=== Exercise instructions ===
Find the lines holding "help" and copy them.

Start of Supplied data

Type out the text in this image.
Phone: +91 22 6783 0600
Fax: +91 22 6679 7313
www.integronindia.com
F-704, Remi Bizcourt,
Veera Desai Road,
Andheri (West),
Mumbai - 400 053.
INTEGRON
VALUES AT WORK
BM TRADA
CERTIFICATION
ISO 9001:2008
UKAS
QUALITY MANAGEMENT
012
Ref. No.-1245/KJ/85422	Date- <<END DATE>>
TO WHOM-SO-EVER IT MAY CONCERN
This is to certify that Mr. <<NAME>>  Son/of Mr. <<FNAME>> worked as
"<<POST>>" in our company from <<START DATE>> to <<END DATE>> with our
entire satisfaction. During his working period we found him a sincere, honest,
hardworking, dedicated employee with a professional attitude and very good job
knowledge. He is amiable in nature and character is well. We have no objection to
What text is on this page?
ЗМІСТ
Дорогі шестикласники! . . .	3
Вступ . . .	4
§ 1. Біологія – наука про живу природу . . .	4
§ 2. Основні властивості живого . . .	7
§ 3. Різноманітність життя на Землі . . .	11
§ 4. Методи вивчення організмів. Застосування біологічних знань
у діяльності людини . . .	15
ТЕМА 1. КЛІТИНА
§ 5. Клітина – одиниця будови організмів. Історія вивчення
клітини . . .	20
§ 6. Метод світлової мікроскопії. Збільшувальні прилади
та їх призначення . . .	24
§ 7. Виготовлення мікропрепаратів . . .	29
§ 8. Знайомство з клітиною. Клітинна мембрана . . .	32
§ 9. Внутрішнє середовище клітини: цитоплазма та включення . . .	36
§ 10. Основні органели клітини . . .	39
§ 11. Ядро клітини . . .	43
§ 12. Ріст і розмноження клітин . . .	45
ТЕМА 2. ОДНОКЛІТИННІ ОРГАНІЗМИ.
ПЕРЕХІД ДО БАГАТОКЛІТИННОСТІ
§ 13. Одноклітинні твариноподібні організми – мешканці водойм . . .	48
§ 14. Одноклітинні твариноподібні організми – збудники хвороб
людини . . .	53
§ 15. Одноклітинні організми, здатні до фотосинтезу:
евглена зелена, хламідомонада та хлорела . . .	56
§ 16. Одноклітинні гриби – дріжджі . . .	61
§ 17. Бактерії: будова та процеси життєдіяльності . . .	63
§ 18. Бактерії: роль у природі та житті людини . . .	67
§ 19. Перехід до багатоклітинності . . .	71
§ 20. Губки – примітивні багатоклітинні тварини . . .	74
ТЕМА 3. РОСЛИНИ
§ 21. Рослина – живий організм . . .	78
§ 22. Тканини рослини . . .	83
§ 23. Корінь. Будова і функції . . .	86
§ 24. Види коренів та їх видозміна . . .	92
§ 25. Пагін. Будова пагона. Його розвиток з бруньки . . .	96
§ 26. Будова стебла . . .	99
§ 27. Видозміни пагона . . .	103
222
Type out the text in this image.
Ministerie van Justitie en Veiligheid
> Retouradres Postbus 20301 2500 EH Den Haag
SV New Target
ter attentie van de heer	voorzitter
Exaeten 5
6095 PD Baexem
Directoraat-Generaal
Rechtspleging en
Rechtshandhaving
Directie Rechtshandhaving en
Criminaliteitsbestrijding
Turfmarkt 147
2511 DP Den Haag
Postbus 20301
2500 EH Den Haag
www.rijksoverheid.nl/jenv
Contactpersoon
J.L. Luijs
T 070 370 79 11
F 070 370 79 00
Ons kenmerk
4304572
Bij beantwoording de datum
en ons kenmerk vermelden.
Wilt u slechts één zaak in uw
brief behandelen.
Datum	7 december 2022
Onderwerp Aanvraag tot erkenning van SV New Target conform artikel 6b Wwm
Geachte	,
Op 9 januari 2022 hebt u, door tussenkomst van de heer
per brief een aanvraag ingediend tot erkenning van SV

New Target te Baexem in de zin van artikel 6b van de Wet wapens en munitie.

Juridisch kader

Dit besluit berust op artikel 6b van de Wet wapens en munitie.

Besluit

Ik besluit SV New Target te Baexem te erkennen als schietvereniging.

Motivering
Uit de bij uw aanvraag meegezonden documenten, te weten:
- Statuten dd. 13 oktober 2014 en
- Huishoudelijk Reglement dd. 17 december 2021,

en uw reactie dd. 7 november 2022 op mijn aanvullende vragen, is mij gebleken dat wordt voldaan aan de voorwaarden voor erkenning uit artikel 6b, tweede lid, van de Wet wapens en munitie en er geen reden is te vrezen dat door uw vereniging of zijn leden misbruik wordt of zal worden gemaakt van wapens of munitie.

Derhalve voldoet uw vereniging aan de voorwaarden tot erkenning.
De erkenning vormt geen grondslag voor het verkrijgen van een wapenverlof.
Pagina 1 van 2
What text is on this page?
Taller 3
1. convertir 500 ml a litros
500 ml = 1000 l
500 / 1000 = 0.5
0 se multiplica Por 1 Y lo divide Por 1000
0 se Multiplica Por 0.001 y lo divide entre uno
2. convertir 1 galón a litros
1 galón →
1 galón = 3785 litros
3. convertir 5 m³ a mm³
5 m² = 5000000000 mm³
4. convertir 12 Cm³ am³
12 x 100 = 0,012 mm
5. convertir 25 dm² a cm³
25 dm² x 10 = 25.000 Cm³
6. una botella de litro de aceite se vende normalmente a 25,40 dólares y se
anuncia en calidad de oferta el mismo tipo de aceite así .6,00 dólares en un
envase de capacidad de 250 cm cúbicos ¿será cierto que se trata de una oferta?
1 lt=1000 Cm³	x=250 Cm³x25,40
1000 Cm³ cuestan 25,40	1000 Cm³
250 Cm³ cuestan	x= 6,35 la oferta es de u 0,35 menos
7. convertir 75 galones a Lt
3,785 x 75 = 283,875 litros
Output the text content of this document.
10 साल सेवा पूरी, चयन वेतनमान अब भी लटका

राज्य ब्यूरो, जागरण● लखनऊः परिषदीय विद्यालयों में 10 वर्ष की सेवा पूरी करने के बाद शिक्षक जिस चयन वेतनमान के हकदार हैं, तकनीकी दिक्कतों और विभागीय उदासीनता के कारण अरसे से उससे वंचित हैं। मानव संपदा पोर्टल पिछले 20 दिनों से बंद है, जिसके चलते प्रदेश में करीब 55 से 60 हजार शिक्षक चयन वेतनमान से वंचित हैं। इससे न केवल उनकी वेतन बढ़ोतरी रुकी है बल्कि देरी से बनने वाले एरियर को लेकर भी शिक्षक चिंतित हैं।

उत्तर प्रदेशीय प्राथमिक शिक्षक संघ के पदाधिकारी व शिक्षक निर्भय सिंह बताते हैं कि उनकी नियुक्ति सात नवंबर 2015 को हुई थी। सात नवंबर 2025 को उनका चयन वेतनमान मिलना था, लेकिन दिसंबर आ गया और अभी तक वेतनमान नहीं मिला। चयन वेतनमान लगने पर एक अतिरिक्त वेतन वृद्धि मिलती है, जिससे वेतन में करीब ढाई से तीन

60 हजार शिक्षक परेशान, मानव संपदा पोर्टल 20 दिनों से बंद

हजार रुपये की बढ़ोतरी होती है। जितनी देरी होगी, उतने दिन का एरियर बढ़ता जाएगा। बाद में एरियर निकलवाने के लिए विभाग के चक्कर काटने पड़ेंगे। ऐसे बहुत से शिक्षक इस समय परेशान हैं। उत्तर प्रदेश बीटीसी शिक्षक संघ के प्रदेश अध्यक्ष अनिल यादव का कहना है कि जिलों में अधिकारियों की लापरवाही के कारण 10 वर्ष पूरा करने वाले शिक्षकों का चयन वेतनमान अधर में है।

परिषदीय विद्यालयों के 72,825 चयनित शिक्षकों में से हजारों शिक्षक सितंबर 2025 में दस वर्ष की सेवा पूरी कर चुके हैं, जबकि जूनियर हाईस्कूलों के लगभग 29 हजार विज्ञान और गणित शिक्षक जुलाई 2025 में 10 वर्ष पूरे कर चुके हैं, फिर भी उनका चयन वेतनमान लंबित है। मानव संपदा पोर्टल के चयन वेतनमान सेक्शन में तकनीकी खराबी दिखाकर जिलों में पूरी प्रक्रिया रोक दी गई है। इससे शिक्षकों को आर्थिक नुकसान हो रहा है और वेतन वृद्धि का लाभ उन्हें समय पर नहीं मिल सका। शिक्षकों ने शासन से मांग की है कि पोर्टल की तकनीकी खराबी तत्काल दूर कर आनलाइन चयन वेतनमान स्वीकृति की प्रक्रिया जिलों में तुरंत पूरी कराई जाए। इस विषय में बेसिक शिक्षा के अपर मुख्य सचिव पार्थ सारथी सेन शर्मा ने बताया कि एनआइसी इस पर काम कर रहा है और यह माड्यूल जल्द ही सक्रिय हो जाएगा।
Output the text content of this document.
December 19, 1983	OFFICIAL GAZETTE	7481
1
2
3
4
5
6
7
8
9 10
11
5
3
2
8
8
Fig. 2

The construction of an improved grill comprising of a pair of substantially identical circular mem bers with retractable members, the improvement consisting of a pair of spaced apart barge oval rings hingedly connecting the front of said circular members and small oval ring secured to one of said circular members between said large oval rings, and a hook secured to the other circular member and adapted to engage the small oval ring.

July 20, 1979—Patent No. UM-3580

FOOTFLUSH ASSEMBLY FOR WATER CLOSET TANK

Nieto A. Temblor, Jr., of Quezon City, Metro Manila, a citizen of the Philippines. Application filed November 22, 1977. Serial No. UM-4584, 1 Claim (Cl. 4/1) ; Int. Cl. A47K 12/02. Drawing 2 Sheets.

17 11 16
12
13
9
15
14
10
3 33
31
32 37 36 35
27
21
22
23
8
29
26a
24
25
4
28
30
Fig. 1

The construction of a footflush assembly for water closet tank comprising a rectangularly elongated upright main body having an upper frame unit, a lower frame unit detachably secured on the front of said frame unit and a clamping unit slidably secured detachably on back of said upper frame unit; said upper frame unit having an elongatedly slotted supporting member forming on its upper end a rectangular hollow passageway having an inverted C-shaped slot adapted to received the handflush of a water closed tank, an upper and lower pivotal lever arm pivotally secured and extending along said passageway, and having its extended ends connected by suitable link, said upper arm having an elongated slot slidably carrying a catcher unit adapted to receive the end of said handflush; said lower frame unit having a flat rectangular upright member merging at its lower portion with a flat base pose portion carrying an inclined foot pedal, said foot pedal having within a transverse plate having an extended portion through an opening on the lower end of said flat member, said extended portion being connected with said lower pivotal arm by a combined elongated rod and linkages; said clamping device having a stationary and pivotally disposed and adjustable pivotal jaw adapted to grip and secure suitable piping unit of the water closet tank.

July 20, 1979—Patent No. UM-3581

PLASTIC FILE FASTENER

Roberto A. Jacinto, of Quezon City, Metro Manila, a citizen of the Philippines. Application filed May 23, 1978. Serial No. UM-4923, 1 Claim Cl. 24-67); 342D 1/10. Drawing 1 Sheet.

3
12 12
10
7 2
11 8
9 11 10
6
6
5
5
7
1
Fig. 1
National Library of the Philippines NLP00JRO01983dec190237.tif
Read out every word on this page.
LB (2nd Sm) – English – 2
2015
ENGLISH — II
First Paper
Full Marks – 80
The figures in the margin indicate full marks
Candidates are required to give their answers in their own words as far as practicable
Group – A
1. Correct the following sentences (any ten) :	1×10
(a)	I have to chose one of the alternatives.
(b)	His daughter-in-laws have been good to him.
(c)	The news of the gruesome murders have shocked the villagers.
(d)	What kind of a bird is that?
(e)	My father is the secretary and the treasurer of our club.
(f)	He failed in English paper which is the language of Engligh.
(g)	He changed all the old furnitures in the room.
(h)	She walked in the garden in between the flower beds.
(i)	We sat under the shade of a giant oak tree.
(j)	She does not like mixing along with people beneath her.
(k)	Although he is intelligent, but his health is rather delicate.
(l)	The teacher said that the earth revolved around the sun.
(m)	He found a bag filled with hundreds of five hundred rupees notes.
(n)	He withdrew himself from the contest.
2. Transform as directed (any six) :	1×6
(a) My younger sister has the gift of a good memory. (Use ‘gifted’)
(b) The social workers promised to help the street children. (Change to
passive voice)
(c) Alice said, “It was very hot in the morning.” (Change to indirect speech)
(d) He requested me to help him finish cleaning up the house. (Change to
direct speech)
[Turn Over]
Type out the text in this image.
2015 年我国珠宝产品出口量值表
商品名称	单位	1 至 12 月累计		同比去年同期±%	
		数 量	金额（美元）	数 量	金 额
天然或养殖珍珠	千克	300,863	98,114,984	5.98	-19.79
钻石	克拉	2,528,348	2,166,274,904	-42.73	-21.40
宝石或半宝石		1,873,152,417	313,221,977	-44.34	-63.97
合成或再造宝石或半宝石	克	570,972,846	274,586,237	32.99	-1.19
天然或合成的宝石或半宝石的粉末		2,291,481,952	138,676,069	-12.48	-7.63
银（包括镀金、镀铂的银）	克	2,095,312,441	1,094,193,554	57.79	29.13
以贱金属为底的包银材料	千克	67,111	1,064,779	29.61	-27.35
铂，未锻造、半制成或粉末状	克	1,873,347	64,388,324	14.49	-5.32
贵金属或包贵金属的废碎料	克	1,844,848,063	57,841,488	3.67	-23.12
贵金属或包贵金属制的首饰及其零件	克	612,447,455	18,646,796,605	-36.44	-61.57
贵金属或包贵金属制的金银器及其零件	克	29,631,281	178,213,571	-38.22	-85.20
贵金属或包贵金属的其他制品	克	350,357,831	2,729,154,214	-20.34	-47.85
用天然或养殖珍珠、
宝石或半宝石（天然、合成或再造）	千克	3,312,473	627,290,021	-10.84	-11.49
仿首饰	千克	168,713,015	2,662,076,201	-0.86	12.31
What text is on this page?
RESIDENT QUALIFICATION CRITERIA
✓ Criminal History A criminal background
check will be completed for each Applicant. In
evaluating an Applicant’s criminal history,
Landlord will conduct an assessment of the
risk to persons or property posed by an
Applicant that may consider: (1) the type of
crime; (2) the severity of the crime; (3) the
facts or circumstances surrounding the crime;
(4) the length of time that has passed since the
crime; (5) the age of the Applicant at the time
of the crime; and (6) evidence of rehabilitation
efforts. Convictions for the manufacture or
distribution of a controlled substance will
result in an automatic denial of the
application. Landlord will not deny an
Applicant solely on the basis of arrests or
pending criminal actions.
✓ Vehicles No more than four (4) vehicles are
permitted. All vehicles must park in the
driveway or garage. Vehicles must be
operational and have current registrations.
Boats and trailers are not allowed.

End of Supplied data

=== Solution to this problem ===
(b) The social workers promised to help the street children. (Change to
(d) He requested me to help him finish cleaning up the house. (Change to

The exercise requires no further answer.